### Dataset items:
——————

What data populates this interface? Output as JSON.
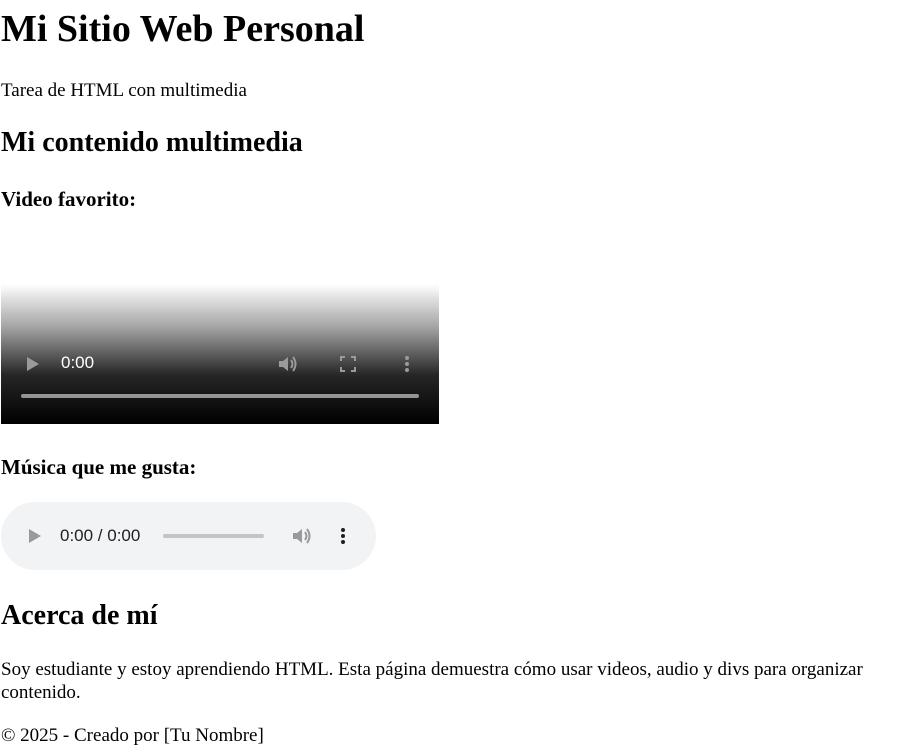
{
  "header": {
    "title": "Mi Sitio Web Personal",
    "subtitle": "Tarea de HTML con multimedia"
  },
  "multimedia": {
    "heading": "Mi contenido multimedia",
    "video": {
      "label": "Video favorito:",
      "time": "0:00",
      "icons": [
        "play-icon",
        "volume-icon",
        "fullscreen-icon",
        "more-options-icon"
      ]
    },
    "audio": {
      "label": "Música que me gusta:",
      "time": "0:00 / 0:00",
      "icons": [
        "play-icon",
        "volume-icon",
        "more-options-icon"
      ]
    }
  },
  "about": {
    "heading": "Acerca de mí",
    "text": "Soy estudiante y estoy aprendiendo HTML. Esta página demuestra cómo usar videos, audio y divs para organizar contenido."
  },
  "footer": {
    "text": "© 2025 - Creado por [Tu Nombre]"
  },
  "colors": {
    "text": "#000000",
    "background": "#ffffff",
    "audio_bg": "#f1f3f4"
  }
}
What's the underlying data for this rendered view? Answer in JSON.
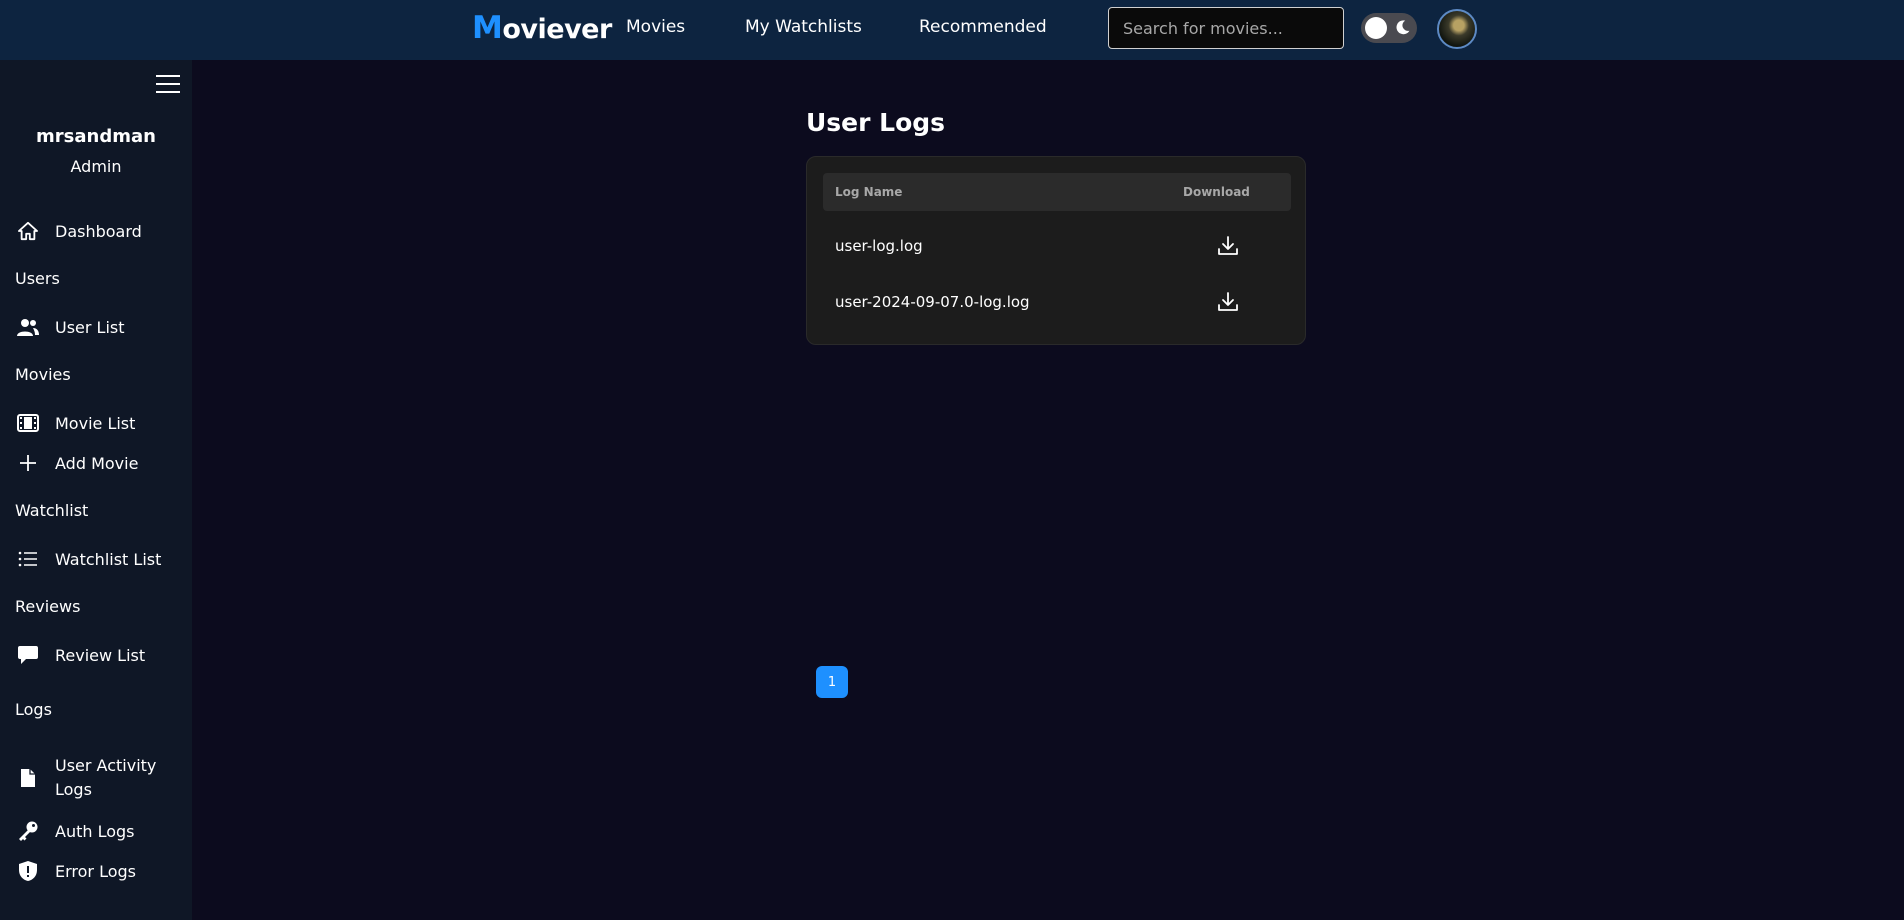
{
  "header": {
    "brand_initial": "M",
    "brand_rest": "oviever",
    "nav": [
      "Movies",
      "My Watchlists",
      "Recommended"
    ],
    "search_placeholder": "Search for movies...",
    "theme_toggle_icon": "moon-icon",
    "accent_color": "#1e90ff"
  },
  "sidebar": {
    "username": "mrsandman",
    "role": "Admin",
    "dashboard": {
      "label": "Dashboard",
      "icon": "home-icon"
    },
    "sections": {
      "users": "Users",
      "movies": "Movies",
      "watchlist": "Watchlist",
      "reviews": "Reviews",
      "logs": "Logs"
    },
    "items": {
      "user_list": {
        "label": "User List",
        "icon": "users-icon"
      },
      "movie_list": {
        "label": "Movie List",
        "icon": "film-icon"
      },
      "add_movie": {
        "label": "Add Movie",
        "icon": "plus-icon"
      },
      "watchlist_list": {
        "label": "Watchlist List",
        "icon": "list-icon"
      },
      "review_list": {
        "label": "Review List",
        "icon": "comment-icon"
      },
      "user_activity_logs": {
        "label": "User Activity Logs",
        "icon": "file-icon"
      },
      "auth_logs": {
        "label": "Auth Logs",
        "icon": "key-icon"
      },
      "error_logs": {
        "label": "Error Logs",
        "icon": "shield-alert-icon"
      }
    }
  },
  "main": {
    "title": "User Logs",
    "table": {
      "columns": [
        "Log Name",
        "Download"
      ],
      "rows": [
        {
          "name": "user-log.log"
        },
        {
          "name": "user-2024-09-07.0-log.log"
        }
      ]
    },
    "pagination": {
      "current_page": "1"
    }
  }
}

——————

Pick each line holding the word "heading" out of the data and copy it.

    "heading": "Mi contenido multimedia",
    "heading": "Acerca de mí",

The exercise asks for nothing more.